Search the entries for the word "dash" and return every line where it is found.

### THE RECORDS

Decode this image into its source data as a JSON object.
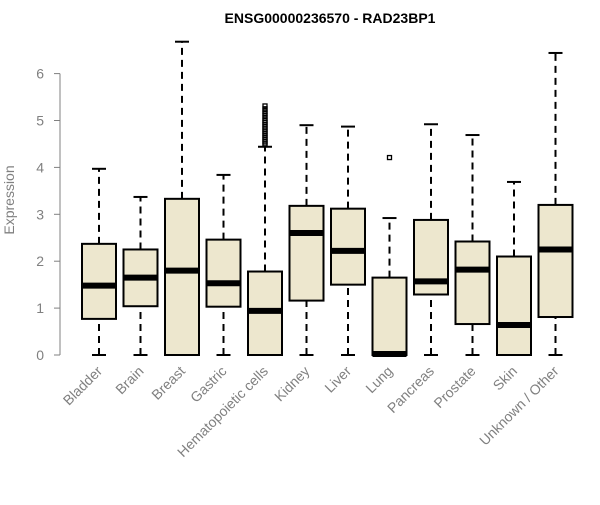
{
  "chart_data": {
    "type": "boxplot",
    "title": "ENSG00000236570 - RAD23BP1",
    "xlabel": "",
    "ylabel": "Expression",
    "ylim": [
      0,
      6.8
    ],
    "yticks": [
      0,
      1,
      2,
      3,
      4,
      5,
      6
    ],
    "grid": false,
    "legend": "none",
    "box_fill": "#ede7ce",
    "box_stroke": "#000000",
    "categories": [
      "Bladder",
      "Brain",
      "Breast",
      "Gastric",
      "Hematopoietic cells",
      "Kidney",
      "Liver",
      "Lung",
      "Pancreas",
      "Prostate",
      "Skin",
      "Unknown / Other"
    ],
    "boxes": [
      {
        "min": 0,
        "q1": 0.77,
        "median": 1.48,
        "q3": 2.37,
        "max": 3.97,
        "outliers": []
      },
      {
        "min": 0,
        "q1": 1.04,
        "median": 1.65,
        "q3": 2.25,
        "max": 3.37,
        "outliers": []
      },
      {
        "min": 0,
        "q1": 0,
        "median": 1.8,
        "q3": 3.33,
        "max": 6.68,
        "outliers": []
      },
      {
        "min": 0,
        "q1": 1.03,
        "median": 1.53,
        "q3": 2.46,
        "max": 3.84,
        "outliers": []
      },
      {
        "min": 0,
        "q1": 0,
        "median": 0.94,
        "q3": 1.78,
        "max": 4.44,
        "outliers": [
          4.48,
          4.52,
          4.56,
          4.6,
          4.64,
          4.68,
          4.72,
          4.76,
          4.8,
          4.84,
          4.88,
          4.92,
          4.96,
          5.0,
          5.05,
          5.1,
          5.15,
          5.2,
          5.25,
          5.31
        ]
      },
      {
        "min": 0,
        "q1": 1.16,
        "median": 2.6,
        "q3": 3.18,
        "max": 4.9,
        "outliers": []
      },
      {
        "min": 0,
        "q1": 1.5,
        "median": 2.22,
        "q3": 3.12,
        "max": 4.87,
        "outliers": []
      },
      {
        "min": 0,
        "q1": 0,
        "median": 0.02,
        "q3": 1.65,
        "max": 2.92,
        "outliers": [
          4.21
        ]
      },
      {
        "min": 0,
        "q1": 1.29,
        "median": 1.57,
        "q3": 2.88,
        "max": 4.92,
        "outliers": []
      },
      {
        "min": 0,
        "q1": 0.66,
        "median": 1.82,
        "q3": 2.42,
        "max": 4.69,
        "outliers": []
      },
      {
        "min": 0,
        "q1": 0,
        "median": 0.64,
        "q3": 2.1,
        "max": 3.69,
        "outliers": []
      },
      {
        "min": 0,
        "q1": 0.81,
        "median": 2.25,
        "q3": 3.2,
        "max": 6.44,
        "outliers": []
      }
    ]
  }
}
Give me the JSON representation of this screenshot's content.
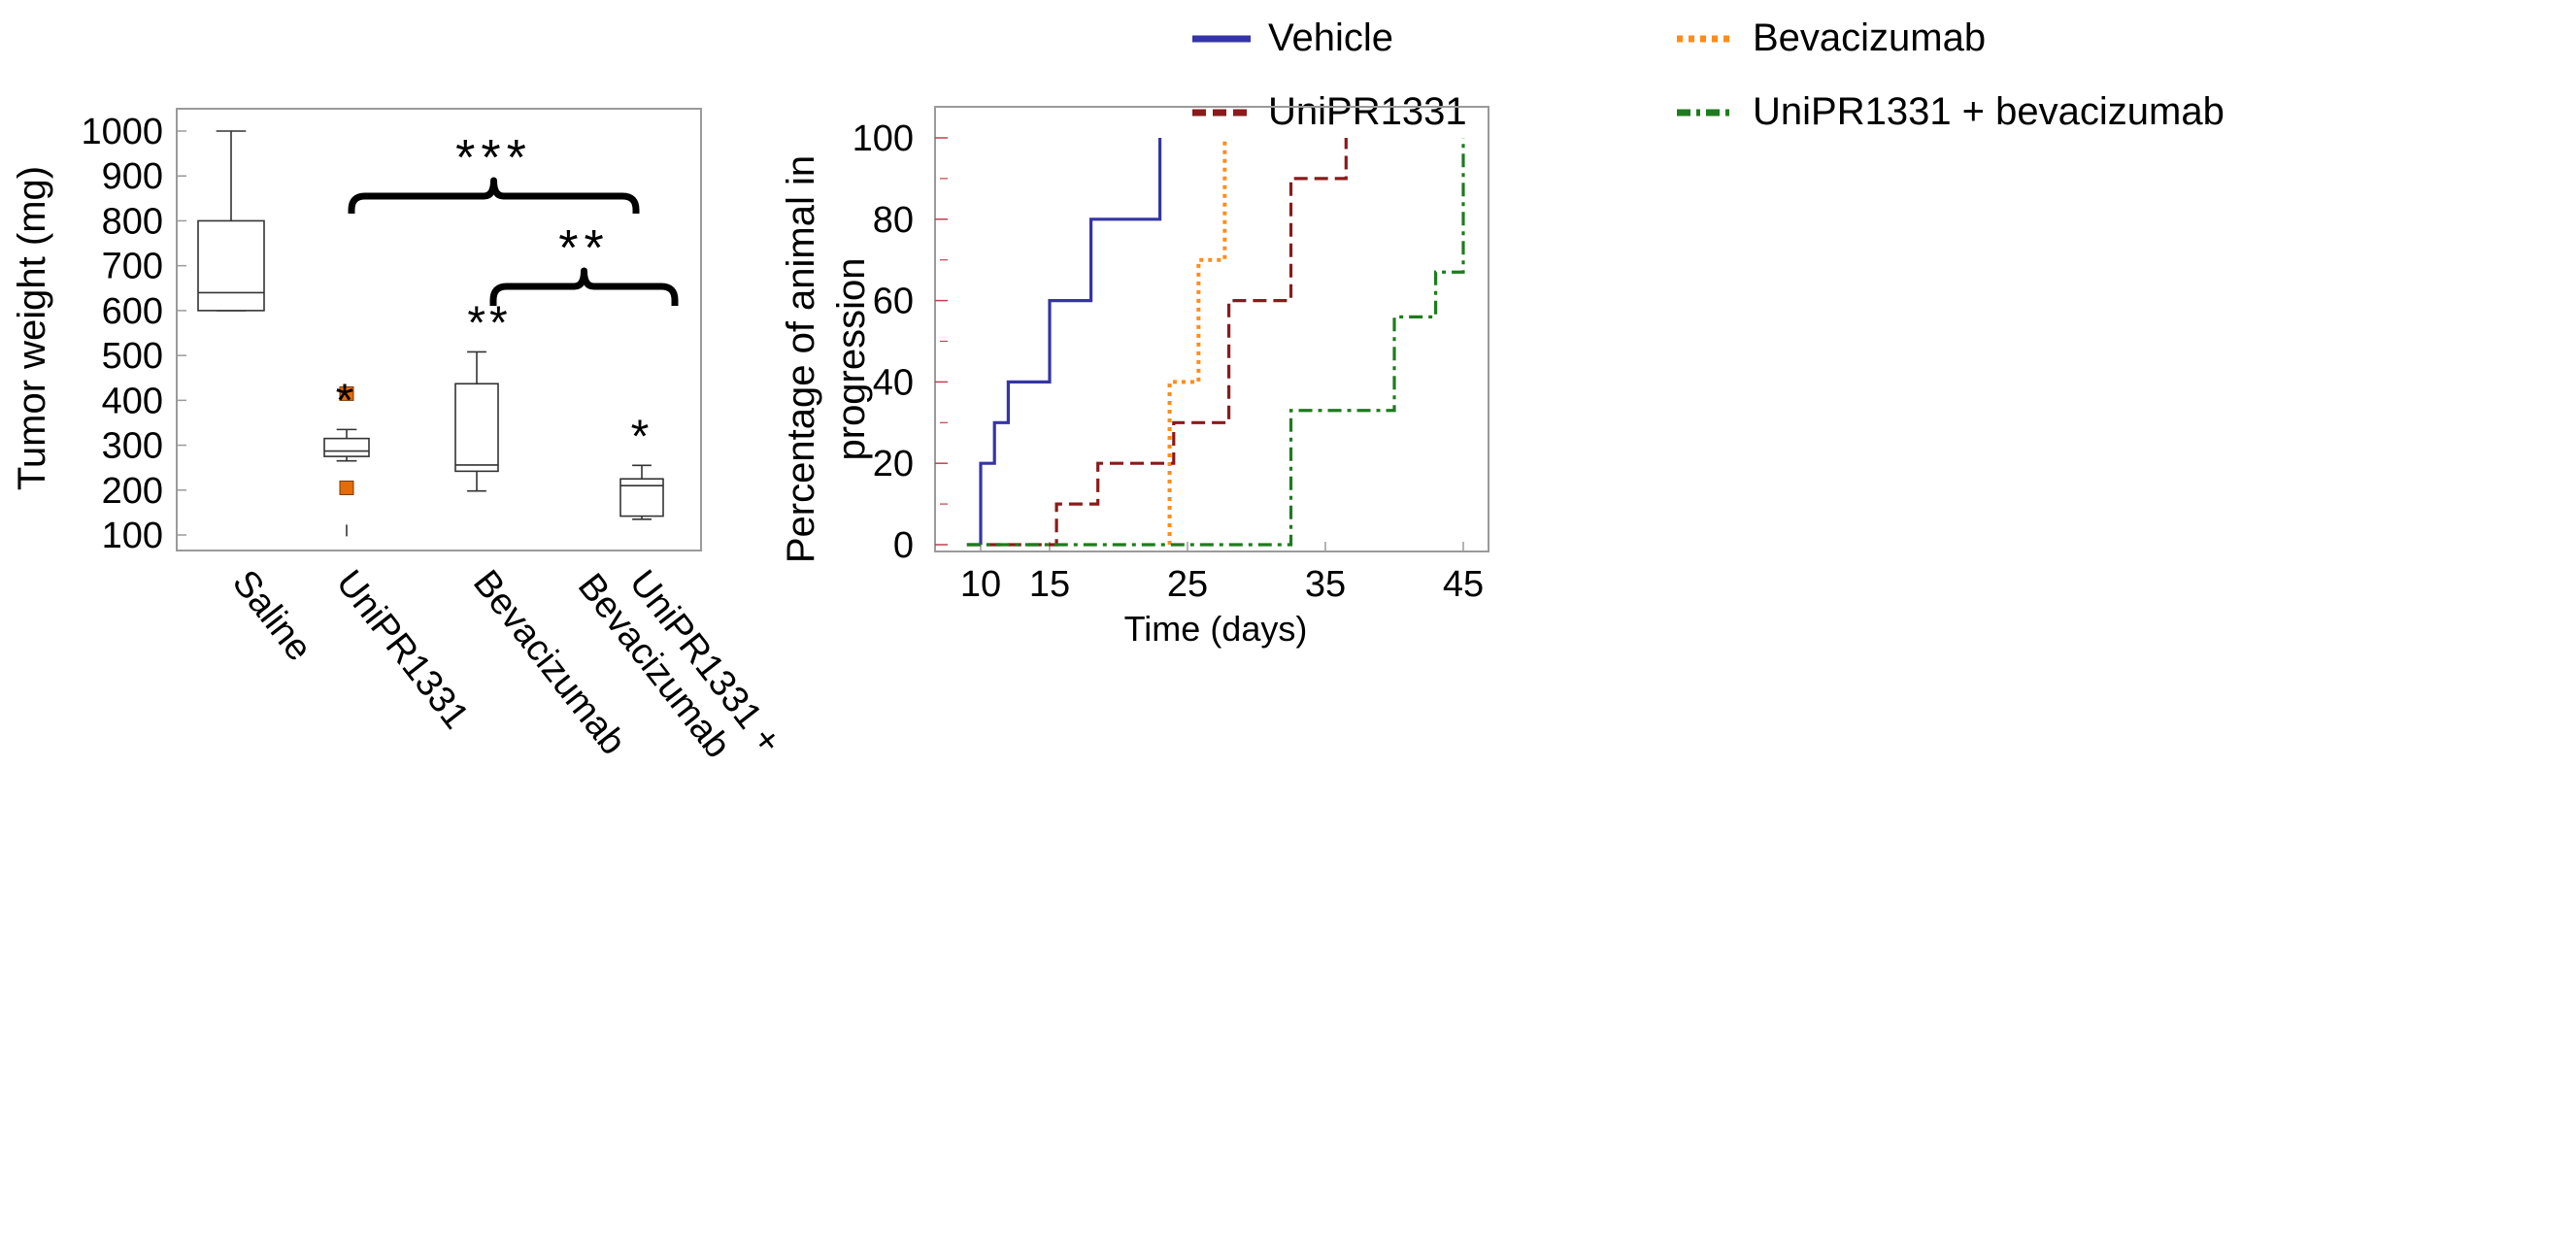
{
  "chart_data": [
    {
      "type": "box",
      "title": "",
      "ylabel": "Tumor weight (mg)",
      "xlabel": "",
      "ylim": [
        80,
        1040
      ],
      "yticks": [
        100,
        200,
        300,
        400,
        500,
        600,
        700,
        800,
        900,
        1000
      ],
      "categories": [
        "Saline",
        "UniPR1331",
        "Bevacizumab",
        "UniPR1331 +\nBevacizumab"
      ],
      "boxes": [
        {
          "category": "Saline",
          "min": 600,
          "q1": 600,
          "median": 640,
          "q3": 800,
          "max": 1000,
          "outliers": [],
          "annotation": ""
        },
        {
          "category": "UniPR1331",
          "min": 265,
          "q1": 275,
          "median": 287,
          "q3": 315,
          "max": 335,
          "outliers": [
            415,
            205
          ],
          "low_mark": 110,
          "annotation": "*"
        },
        {
          "category": "Bevacizumab",
          "min": 198,
          "q1": 242,
          "median": 256,
          "q3": 437,
          "max": 508,
          "outliers": [],
          "annotation": "**"
        },
        {
          "category": "UniPR1331 +\nBevacizumab",
          "min": 135,
          "q1": 142,
          "median": 210,
          "q3": 225,
          "max": 255,
          "outliers": [],
          "annotation": "*"
        }
      ],
      "comparisons": [
        {
          "from": "UniPR1331",
          "to": "UniPR1331 +\nBevacizumab",
          "label": "***"
        },
        {
          "from": "Bevacizumab",
          "to": "UniPR1331 +\nBevacizumab",
          "label": "**"
        }
      ],
      "outlier_color": "#E46C0A"
    },
    {
      "type": "line",
      "title": "",
      "xlabel": "Time (days)",
      "ylabel": "Percentage of animal in progression",
      "ylabel_lines": [
        "Percentage of animal in",
        "progression"
      ],
      "xlim": [
        7,
        47
      ],
      "ylim": [
        0,
        104
      ],
      "xticks": [
        10,
        15,
        25,
        35,
        45
      ],
      "yticks": [
        0,
        20,
        40,
        60,
        80,
        100
      ],
      "legend_position": "top",
      "series": [
        {
          "name": "Vehicle",
          "color": "#3535A6",
          "dash": "solid",
          "x": [
            10,
            10,
            11,
            11,
            12,
            12,
            15,
            15,
            18,
            18,
            23,
            23
          ],
          "y": [
            0,
            20,
            20,
            30,
            30,
            40,
            40,
            60,
            60,
            80,
            80,
            100
          ]
        },
        {
          "name": "Bevacizumab",
          "color": "#FF8C1A",
          "dash": "dot",
          "x": [
            23.7,
            23.7,
            25.8,
            25.8,
            27.7,
            27.7
          ],
          "y": [
            0,
            40,
            40,
            70,
            70,
            100
          ]
        },
        {
          "name": "UniPR1331",
          "color": "#8B1A1A",
          "dash": "dash",
          "x": [
            9,
            15.5,
            15.5,
            18.5,
            18.5,
            24,
            24,
            28,
            28,
            32.5,
            32.5,
            36.5,
            36.5
          ],
          "y": [
            0,
            0,
            10,
            10,
            20,
            20,
            30,
            30,
            60,
            60,
            90,
            90,
            100
          ]
        },
        {
          "name": "UniPR1331 + bevacizumab",
          "color": "#1E7B1E",
          "dash": "dashdot",
          "x": [
            9,
            32.5,
            32.5,
            40,
            40,
            43,
            43,
            45,
            45
          ],
          "y": [
            0,
            0,
            33,
            33,
            56,
            56,
            67,
            67,
            100
          ]
        }
      ]
    }
  ]
}
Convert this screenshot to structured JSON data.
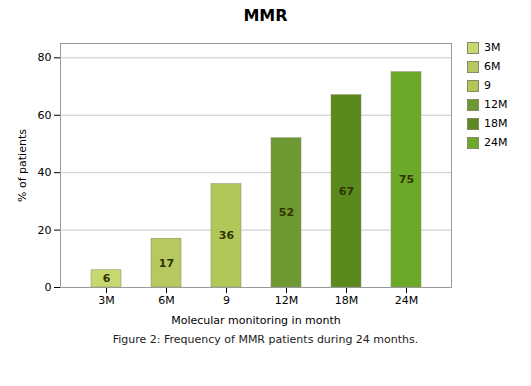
{
  "chart_data": {
    "type": "bar",
    "title": "MMR",
    "xlabel": "Molecular monitoring in month",
    "ylabel": "% of patients",
    "categories": [
      "3M",
      "6M",
      "9",
      "12M",
      "18M",
      "24M"
    ],
    "values": [
      6,
      17,
      36,
      52,
      67,
      75
    ],
    "colors": [
      "#c8d870",
      "#b8c860",
      "#b0c858",
      "#6e9932",
      "#5a8a1e",
      "#6aaa28"
    ],
    "ylim": [
      0,
      85
    ],
    "yticks": [
      0,
      20,
      40,
      60,
      80
    ],
    "grid": true,
    "data_labels": true,
    "legend": "right",
    "caption": "Figure 2: Frequency of MMR patients during 24 months."
  }
}
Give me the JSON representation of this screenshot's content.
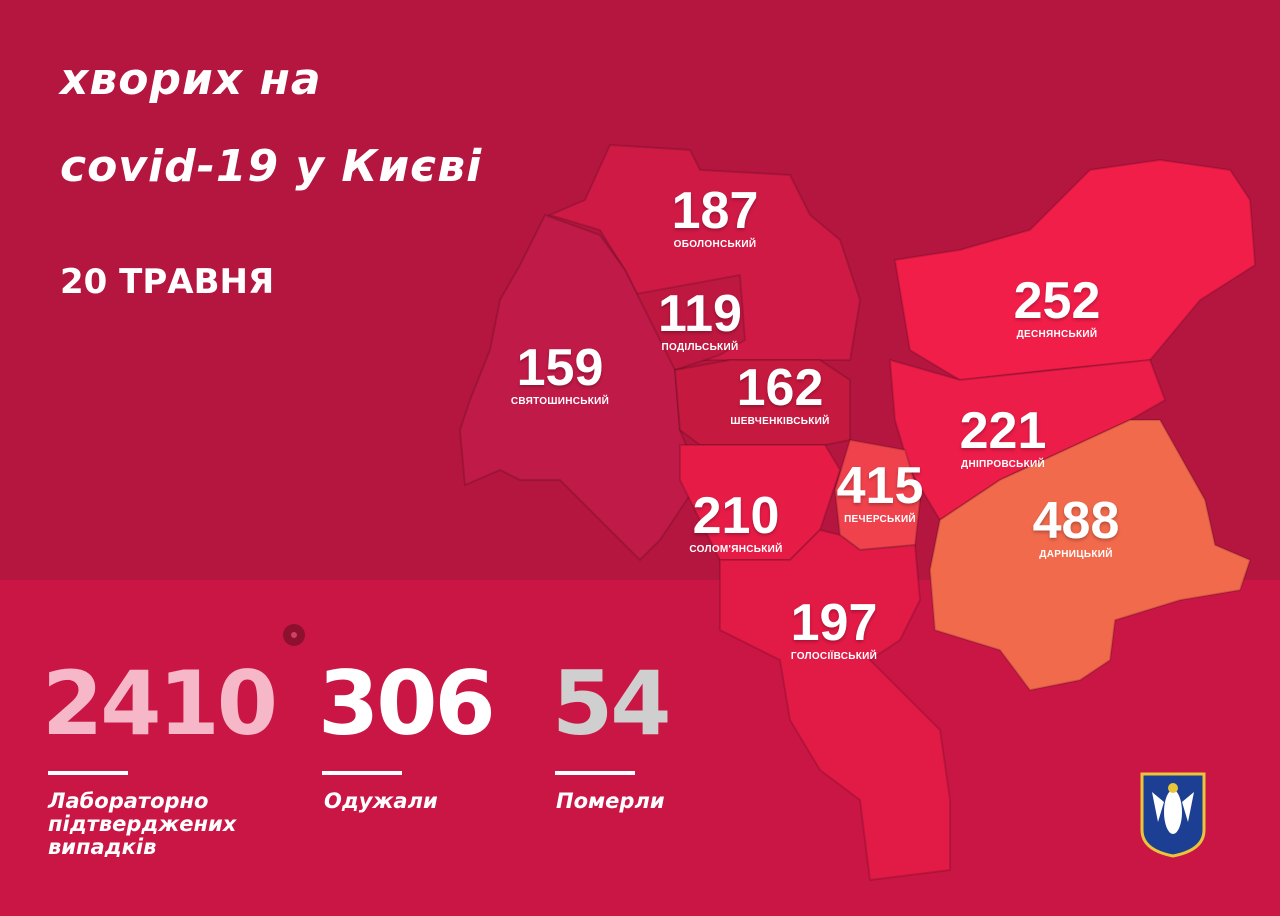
{
  "header": {
    "title_line1": "хворих на",
    "title_line2": "covid-19 у Києві",
    "date": "20 ТРАВНЯ"
  },
  "districts": [
    {
      "name": "ОБОЛОНСЬКИЙ",
      "cases": "187",
      "color": "#d01a46"
    },
    {
      "name": "ПОДІЛЬСЬКИЙ",
      "cases": "119",
      "color": "#be1840"
    },
    {
      "name": "СВЯТОШИНСЬКИЙ",
      "cases": "159",
      "color": "#c01a48"
    },
    {
      "name": "ШЕВЧЕНКІВСЬКИЙ",
      "cases": "162",
      "color": "#c6193f"
    },
    {
      "name": "ДЕСНЯНСЬКИЙ",
      "cases": "252",
      "color": "#f21e4a"
    },
    {
      "name": "ДНІПРОВСЬКИЙ",
      "cases": "221",
      "color": "#ec1d49"
    },
    {
      "name": "СОЛОМ'ЯНСЬКИЙ",
      "cases": "210",
      "color": "#e61c47"
    },
    {
      "name": "ПЕЧЕРСЬКИЙ",
      "cases": "415",
      "color": "#f0424c"
    },
    {
      "name": "ДАРНИЦЬКИЙ",
      "cases": "488",
      "color": "#f26a4c"
    },
    {
      "name": "ГОЛОСІЇВСЬКИЙ",
      "cases": "197",
      "color": "#e21a46"
    }
  ],
  "stats": [
    {
      "value": "2410",
      "label": "Лабораторно підтверджених випадків",
      "color": "#f6b8c8"
    },
    {
      "value": "306",
      "label": "Одужали",
      "color": "#ffffff"
    },
    {
      "value": "54",
      "label": "Померли",
      "color": "#cfcfcf"
    }
  ],
  "icons": [
    "virus-icon",
    "kyiv-coat-of-arms-icon"
  ]
}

######

**ANSWER TO THIS EXERCISE:**
          "dash": "solid",
          "dash": "dot",
          "dash": "dash",
          "dash": "dashdot",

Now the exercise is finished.